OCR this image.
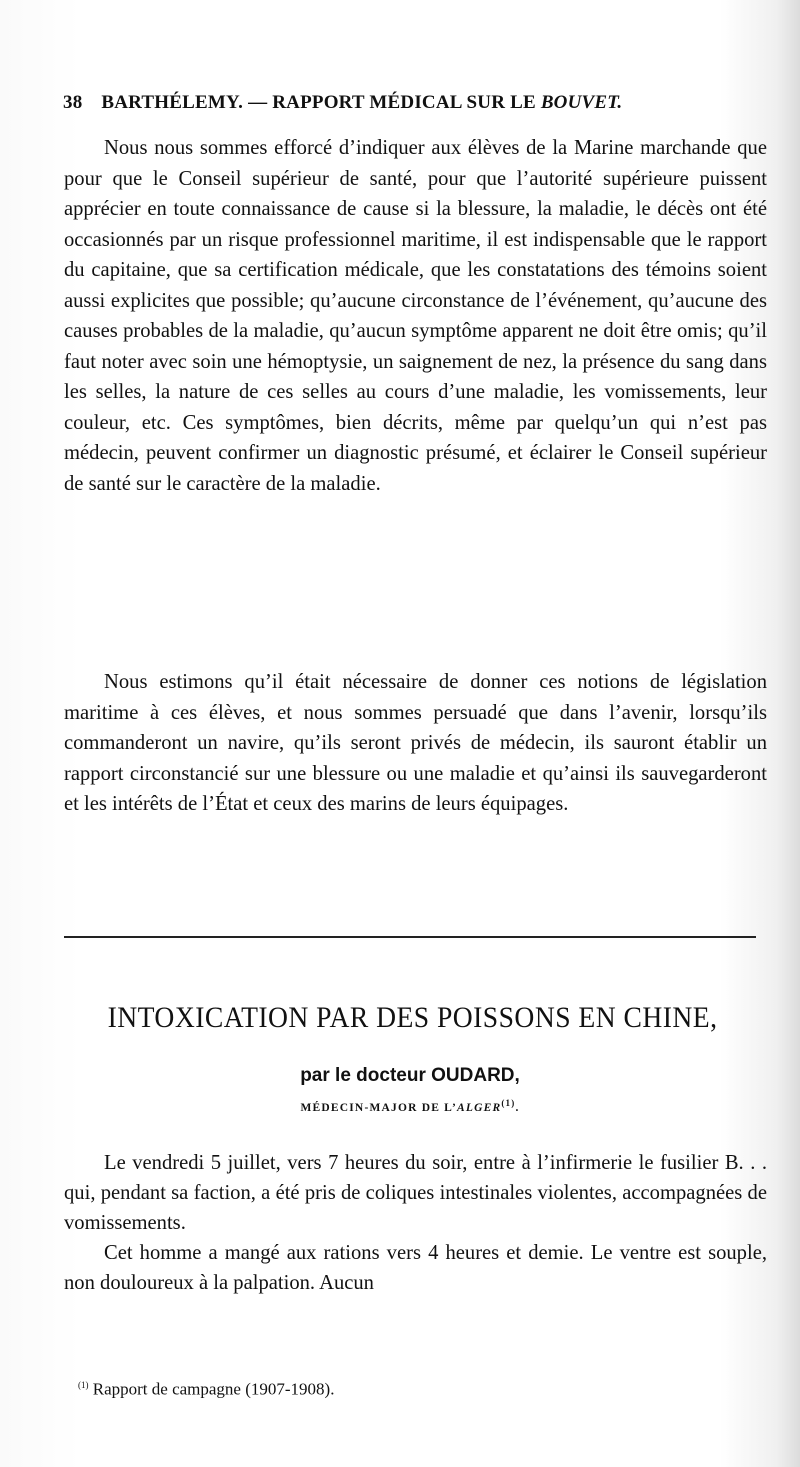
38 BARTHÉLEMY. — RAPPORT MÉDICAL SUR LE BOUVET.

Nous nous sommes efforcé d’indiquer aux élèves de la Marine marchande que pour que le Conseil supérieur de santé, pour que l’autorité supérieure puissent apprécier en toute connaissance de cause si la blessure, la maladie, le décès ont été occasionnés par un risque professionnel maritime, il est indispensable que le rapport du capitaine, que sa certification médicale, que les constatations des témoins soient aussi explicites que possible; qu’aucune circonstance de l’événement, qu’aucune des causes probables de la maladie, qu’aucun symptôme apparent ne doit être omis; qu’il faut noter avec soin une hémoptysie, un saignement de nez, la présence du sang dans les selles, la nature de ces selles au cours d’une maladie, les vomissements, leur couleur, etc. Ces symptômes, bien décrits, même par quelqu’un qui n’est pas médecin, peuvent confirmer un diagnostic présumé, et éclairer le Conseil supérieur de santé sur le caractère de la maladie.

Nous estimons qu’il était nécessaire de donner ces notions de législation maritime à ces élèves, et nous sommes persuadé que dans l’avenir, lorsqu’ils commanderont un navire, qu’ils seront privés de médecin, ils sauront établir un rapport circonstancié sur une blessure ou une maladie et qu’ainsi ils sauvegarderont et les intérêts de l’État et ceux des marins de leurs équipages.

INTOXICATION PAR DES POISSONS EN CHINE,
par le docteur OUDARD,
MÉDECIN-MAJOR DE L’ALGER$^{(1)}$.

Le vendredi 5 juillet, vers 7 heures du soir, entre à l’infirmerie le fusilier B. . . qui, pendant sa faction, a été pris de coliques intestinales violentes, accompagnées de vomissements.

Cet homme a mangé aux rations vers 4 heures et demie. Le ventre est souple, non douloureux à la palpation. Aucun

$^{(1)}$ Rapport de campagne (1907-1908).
#####
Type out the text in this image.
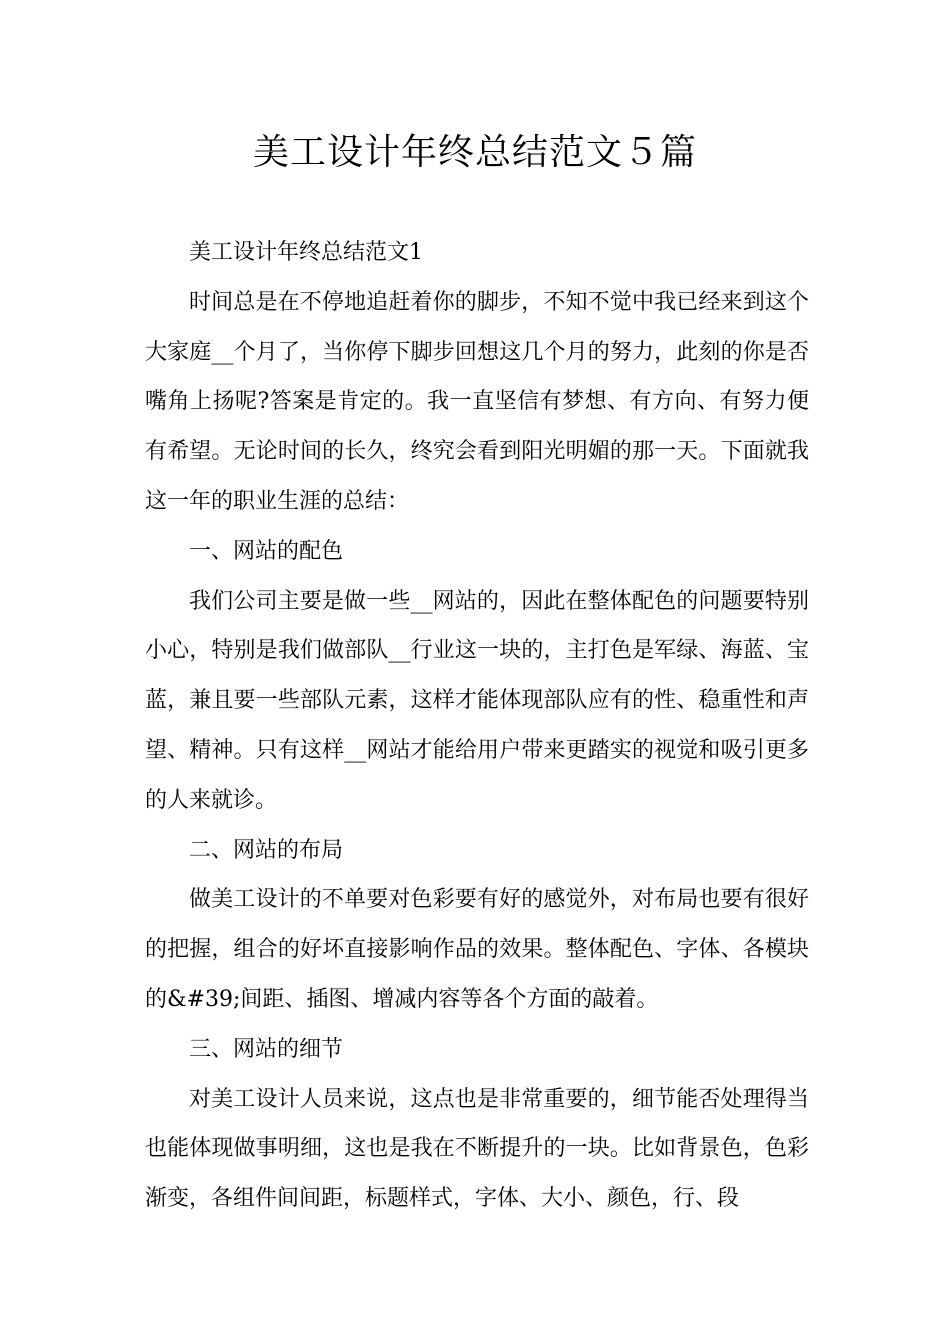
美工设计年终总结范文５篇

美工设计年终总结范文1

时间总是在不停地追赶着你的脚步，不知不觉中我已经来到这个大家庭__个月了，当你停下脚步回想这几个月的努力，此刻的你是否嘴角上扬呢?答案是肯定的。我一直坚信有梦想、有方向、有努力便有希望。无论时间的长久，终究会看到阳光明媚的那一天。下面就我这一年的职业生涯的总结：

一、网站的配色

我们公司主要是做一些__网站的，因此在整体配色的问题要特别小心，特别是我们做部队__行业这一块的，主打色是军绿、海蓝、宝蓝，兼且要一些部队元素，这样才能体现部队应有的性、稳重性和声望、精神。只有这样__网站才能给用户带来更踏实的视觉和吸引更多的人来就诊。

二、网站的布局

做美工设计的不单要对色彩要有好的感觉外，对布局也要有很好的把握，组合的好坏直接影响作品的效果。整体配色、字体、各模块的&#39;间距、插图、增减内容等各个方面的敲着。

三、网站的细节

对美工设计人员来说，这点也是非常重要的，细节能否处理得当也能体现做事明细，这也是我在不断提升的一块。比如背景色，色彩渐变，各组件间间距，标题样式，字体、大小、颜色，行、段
#####
**EXERCISE BRIEF**
Show the lines of the data that hold the word "this".

**THE SOLUTION**
OCR this image.
Type out the text in this image.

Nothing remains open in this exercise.